*GIVEN TASK A*
Copy the part of the forum thread about web traffic that isn't turning into sales, from "## NigelT (Jul" to "to the website.", word for word.
***** SOURCE PASSAGE *****
# Help traffic not converting to sale



## tager01 (Jun 1, 2010)

Hi, I started selling t-shirts on my website 3 weeks ago. I sold around 10 tees the first week, two the second week, and two this week. I am getting traffic for sure since Google analytic show 100 of visits in average by week, just last week I had 344 visits on my website. The issue is that the traffic is not converting to sale. So I was wondering if am doing something wrong on my website or it`s my designs?

Thanks for your help!


----------



## shirtnewbie (May 24, 2011)

You should analyze what places your traffic is actually coming from and make adjustments accordingly. Maybe you are not targeting the correct audience that will buy your shirts. The more things you try, the better chances one of them will work for you. Good luck to you


----------



## shirtnewbie (May 24, 2011)

O and cool shirts btw


----------



## proworlded (Oct 3, 2006)

The normal conversion rate is about 1.5 - 2%. Also, you are only offering a few designs and you are up against the giants like Cafe Press, Zazzle, and many others who offer thousands of designs.


----------



## tager01 (Jun 1, 2010)

shirtnewbie said:


> You should analyze what places your traffic is actually coming from and make adjustments accordingly. Maybe you are not targeting the correct audience that will buy your shirts. The more things you try, the better chances one of them will work for you. Good luck to you


Thanks, I will try to look into that!!!


----------



## NigelT (Jul 25, 2009)

We launched our site a couple months ago and saw a similar effect. I'm not sure what the exact solution is, but I think part of the issue is that people don't know who you are when starting out.

Thinking as a customer, if I come across a site with some cool tees but I don't know/trust the site/brand...it just doesn't even enter my mind to actually buy something. 

I’ll come up with a bunch of excuses not to, so our job is to remove those excuses.

Our approach has been to get out and get the name known first by making appearances at relevant events and selling in person. But then always directing people to the website. 

Coupled with that we're trying to get featured on relevant blogs online as a way to build a reputation and trust (and links) around the brand.

I'm not saying that's the only way (you could just pump out more designs and seo the heck out of the site) but I think it’s a good way...I just hope it works!


----------



## tager01 (Jun 1, 2010)

NigelT said:


> We launched our site a couple months ago and saw a similar effect. I'm not sure what the exact solution is, but I think part of the issue is that people don't know who you are when starting out.
> 
> Thinking as a customer, if I come across a site with some cool tees but I don't know/trust the site/brand...it just doesn't even enter my mind to actually buy something.
> 
> ...
***** GIVEN ENTRIES *****
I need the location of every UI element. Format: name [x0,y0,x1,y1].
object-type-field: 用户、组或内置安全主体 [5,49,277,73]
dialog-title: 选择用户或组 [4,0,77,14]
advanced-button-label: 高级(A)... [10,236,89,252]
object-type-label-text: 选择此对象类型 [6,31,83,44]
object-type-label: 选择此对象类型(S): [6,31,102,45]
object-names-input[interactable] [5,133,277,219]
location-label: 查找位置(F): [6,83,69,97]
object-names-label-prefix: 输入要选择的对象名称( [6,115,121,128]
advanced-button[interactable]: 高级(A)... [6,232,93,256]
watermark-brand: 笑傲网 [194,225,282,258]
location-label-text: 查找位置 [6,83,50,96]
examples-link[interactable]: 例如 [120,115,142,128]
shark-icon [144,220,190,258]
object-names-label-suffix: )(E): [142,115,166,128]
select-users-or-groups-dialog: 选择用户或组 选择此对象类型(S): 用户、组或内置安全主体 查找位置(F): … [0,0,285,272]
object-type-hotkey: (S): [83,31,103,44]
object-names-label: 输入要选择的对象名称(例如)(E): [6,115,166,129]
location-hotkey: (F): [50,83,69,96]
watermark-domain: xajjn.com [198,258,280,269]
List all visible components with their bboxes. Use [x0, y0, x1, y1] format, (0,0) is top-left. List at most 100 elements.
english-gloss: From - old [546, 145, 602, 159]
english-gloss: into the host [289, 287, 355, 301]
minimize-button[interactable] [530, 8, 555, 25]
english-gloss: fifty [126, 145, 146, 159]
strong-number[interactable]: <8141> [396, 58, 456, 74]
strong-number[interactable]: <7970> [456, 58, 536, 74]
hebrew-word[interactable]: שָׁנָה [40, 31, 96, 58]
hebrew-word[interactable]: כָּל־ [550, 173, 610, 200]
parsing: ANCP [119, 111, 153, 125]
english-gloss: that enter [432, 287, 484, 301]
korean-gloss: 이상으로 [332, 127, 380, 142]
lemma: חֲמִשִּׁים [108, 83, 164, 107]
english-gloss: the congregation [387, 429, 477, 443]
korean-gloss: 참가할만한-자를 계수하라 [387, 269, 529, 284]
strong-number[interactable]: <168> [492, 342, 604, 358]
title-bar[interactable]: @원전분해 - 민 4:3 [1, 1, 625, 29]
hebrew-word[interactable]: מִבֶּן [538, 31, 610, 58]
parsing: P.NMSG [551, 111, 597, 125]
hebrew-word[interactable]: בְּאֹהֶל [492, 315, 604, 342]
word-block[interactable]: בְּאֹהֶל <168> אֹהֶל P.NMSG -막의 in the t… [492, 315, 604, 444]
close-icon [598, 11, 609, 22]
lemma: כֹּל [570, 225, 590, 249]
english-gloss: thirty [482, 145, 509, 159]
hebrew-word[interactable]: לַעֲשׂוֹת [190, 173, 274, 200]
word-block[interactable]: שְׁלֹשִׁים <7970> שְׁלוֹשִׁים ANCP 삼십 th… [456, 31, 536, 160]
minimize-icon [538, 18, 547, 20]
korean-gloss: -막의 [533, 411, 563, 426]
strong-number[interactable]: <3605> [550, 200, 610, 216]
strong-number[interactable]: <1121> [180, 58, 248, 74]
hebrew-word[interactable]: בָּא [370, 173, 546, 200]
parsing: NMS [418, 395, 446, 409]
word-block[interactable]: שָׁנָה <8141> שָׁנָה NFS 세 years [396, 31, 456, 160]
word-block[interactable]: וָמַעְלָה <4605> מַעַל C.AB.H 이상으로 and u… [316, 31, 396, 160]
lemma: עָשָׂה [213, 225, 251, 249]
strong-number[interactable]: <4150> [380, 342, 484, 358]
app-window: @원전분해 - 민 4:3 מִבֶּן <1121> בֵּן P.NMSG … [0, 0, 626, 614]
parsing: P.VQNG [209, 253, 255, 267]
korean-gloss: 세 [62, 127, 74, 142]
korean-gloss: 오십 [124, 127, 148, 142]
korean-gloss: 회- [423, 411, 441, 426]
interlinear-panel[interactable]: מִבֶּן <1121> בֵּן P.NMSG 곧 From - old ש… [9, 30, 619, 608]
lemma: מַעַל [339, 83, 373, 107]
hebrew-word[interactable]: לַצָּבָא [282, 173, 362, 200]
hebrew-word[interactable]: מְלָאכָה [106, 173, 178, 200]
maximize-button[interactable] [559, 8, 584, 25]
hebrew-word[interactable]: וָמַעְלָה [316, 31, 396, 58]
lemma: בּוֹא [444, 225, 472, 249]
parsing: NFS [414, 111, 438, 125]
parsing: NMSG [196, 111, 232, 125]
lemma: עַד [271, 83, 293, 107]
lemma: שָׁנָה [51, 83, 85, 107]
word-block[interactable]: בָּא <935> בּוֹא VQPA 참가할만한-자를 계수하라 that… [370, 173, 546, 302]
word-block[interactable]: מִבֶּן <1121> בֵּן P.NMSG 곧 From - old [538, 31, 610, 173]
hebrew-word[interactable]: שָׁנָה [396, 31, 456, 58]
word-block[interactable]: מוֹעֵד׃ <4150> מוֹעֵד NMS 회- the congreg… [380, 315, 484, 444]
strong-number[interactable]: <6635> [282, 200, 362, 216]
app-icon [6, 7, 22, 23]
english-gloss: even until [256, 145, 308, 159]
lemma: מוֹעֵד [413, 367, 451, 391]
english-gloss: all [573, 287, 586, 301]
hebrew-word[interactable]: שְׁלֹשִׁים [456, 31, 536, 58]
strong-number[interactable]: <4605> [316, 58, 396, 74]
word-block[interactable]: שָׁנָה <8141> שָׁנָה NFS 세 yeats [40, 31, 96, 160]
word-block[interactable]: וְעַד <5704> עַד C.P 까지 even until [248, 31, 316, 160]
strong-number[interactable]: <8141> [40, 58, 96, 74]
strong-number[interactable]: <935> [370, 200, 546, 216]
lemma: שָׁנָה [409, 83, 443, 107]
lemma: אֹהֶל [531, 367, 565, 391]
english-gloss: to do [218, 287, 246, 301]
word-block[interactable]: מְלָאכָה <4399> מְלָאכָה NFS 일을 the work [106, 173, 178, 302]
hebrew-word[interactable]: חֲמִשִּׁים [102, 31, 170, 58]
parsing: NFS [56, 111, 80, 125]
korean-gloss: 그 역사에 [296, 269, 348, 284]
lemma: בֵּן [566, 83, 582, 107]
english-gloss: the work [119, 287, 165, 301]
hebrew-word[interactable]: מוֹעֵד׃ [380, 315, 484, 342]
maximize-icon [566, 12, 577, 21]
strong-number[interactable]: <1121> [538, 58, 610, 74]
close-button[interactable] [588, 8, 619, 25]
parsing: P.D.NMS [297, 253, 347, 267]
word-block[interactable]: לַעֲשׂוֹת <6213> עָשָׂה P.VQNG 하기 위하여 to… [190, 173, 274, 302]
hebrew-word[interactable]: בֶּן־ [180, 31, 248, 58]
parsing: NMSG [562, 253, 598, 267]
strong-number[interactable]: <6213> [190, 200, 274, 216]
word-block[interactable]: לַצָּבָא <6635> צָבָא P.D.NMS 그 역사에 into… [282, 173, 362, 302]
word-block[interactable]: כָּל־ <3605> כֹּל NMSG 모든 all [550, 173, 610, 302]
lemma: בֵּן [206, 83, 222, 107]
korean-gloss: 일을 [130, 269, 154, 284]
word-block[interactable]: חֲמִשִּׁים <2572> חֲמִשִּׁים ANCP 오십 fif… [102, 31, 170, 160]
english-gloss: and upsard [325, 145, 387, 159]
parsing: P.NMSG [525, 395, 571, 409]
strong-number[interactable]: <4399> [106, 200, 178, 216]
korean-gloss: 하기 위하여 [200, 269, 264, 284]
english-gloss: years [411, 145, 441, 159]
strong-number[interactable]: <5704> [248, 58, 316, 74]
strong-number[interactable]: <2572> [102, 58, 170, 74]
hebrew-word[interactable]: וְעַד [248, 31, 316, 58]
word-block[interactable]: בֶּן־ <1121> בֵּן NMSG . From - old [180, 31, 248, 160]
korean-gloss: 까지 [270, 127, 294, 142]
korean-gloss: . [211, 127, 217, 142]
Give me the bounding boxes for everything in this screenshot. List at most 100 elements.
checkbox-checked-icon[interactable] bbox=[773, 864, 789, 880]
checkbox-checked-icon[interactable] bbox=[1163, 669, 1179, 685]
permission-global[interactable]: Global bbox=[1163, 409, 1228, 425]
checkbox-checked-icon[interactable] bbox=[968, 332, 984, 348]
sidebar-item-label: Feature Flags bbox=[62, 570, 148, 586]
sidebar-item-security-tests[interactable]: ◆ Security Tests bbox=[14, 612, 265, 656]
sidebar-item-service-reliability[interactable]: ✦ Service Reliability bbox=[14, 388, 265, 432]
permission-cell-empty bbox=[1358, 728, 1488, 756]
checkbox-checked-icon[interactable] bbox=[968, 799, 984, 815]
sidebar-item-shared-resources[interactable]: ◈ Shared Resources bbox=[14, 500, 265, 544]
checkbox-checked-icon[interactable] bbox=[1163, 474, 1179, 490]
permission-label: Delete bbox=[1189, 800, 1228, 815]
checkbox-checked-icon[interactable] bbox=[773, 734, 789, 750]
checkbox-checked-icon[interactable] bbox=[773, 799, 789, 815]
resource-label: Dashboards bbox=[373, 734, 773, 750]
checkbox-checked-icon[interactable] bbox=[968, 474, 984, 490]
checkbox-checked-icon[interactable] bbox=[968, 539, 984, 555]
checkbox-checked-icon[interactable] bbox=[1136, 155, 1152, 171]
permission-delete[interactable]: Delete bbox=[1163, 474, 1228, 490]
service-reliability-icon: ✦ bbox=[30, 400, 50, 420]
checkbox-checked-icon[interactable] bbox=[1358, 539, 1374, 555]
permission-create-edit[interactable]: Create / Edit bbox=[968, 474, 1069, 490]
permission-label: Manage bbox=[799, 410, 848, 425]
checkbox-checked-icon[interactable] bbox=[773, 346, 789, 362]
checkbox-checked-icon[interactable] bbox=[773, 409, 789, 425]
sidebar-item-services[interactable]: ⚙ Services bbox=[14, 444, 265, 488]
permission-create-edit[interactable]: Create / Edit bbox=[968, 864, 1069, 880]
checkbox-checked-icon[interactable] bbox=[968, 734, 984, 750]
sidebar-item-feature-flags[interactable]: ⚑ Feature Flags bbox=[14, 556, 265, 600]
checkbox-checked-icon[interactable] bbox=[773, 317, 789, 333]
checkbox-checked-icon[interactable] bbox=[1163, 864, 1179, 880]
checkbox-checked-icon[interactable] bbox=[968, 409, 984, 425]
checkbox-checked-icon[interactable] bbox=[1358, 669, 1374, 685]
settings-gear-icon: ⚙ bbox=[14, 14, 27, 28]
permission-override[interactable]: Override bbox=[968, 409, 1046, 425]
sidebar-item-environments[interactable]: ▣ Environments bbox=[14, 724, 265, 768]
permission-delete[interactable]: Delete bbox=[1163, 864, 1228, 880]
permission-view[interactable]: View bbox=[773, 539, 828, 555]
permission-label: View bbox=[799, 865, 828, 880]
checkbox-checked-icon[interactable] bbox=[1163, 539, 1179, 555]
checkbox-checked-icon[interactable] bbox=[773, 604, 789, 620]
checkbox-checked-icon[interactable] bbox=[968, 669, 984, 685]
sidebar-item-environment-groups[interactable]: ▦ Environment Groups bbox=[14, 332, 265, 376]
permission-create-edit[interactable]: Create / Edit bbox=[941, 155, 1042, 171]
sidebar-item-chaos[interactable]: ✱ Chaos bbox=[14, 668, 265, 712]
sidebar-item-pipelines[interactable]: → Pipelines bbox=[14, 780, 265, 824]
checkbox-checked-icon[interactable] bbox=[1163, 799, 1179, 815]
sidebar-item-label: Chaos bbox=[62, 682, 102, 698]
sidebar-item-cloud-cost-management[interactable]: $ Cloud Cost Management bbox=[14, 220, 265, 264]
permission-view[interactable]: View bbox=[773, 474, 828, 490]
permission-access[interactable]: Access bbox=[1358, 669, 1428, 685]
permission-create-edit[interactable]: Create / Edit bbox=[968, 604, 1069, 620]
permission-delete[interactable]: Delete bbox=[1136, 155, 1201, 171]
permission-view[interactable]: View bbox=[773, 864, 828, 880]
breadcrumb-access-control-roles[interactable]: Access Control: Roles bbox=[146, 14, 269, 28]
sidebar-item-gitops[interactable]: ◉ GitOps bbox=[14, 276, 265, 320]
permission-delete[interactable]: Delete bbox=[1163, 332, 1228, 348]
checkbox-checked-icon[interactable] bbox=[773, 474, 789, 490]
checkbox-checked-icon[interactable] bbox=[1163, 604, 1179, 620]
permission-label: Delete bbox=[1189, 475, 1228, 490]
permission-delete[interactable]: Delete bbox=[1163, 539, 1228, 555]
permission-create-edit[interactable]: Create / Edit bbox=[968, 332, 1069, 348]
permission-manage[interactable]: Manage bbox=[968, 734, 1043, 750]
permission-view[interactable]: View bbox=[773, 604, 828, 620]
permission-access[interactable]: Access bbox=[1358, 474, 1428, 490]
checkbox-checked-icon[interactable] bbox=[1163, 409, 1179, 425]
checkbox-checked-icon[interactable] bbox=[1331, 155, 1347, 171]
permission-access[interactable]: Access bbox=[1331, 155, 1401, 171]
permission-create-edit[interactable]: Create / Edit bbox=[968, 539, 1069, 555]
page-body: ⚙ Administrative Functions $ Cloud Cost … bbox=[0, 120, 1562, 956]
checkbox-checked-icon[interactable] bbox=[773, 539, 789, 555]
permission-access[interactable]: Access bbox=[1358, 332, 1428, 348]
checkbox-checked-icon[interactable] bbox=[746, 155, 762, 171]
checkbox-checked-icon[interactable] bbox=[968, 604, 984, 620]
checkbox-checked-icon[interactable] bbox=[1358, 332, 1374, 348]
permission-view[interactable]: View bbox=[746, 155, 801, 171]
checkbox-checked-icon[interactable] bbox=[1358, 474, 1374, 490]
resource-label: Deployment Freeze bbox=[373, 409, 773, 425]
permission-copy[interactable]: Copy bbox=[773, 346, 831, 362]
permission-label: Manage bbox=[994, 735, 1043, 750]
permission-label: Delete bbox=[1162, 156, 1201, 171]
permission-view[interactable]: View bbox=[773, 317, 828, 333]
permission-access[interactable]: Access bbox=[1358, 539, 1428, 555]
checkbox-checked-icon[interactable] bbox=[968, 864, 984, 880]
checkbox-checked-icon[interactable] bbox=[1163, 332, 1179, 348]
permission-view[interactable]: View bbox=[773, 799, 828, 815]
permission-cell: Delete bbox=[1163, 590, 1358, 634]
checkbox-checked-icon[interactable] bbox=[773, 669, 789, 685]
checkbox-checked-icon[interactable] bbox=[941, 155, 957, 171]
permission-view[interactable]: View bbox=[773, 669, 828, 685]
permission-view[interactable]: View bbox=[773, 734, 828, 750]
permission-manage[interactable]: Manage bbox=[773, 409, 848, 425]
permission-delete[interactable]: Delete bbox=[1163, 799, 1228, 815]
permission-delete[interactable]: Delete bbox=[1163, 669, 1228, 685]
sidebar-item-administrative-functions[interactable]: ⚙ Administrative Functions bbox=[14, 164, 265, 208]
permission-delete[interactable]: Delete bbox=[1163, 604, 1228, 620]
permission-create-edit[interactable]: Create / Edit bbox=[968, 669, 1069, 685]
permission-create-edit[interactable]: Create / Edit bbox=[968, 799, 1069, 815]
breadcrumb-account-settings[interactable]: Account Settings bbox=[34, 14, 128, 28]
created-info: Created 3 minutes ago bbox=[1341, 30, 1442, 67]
*****
*GIVEN TASK B*
Repeat the records word for word, from their first line to the line with "location-hotkey: (F): [50,83,69,96]", including both of those lines.

*COMPLETE OUTPUT A*
## NigelT (Jul 25, 2009)

We launched our site a couple months ago and saw a similar effect. I'm not sure what the exact solution is, but I think part of the issue is that people don't know who you are when starting out.

Thinking as a customer, if I come across a site with some cool tees but I don't know/trust the site/brand...it just doesn't even enter my mind to actually buy something. 

I’ll come up with a bunch of excuses not to, so our job is to remove those excuses.

Our approach has been to get out and get the name known first by making appearances at relevant events and selling in person. But then always directing people to the website.

*COMPLETE OUTPUT B*
I need the location of every UI element. Format: name [x0,y0,x1,y1].
object-type-field: 用户、组或内置安全主体 [5,49,277,73]
dialog-title: 选择用户或组 [4,0,77,14]
advanced-button-label: 高级(A)... [10,236,89,252]
object-type-label-text: 选择此对象类型 [6,31,83,44]
object-type-label: 选择此对象类型(S): [6,31,102,45]
object-names-input[interactable] [5,133,277,219]
location-label: 查找位置(F): [6,83,69,97]
object-names-label-prefix: 输入要选择的对象名称( [6,115,121,128]
advanced-button[interactable]: 高级(A)... [6,232,93,256]
watermark-brand: 笑傲网 [194,225,282,258]
location-label-text: 查找位置 [6,83,50,96]
examples-link[interactable]: 例如 [120,115,142,128]
shark-icon [144,220,190,258]
object-names-label-suffix: )(E): [142,115,166,128]
select-users-or-groups-dialog: 选择用户或组 选择此对象类型(S): 用户、组或内置安全主体 查找位置(F): … [0,0,285,272]
object-type-hotkey: (S): [83,31,103,44]
object-names-label: 输入要选择的对象名称(例如)(E): [6,115,166,129]
location-hotkey: (F): [50,83,69,96]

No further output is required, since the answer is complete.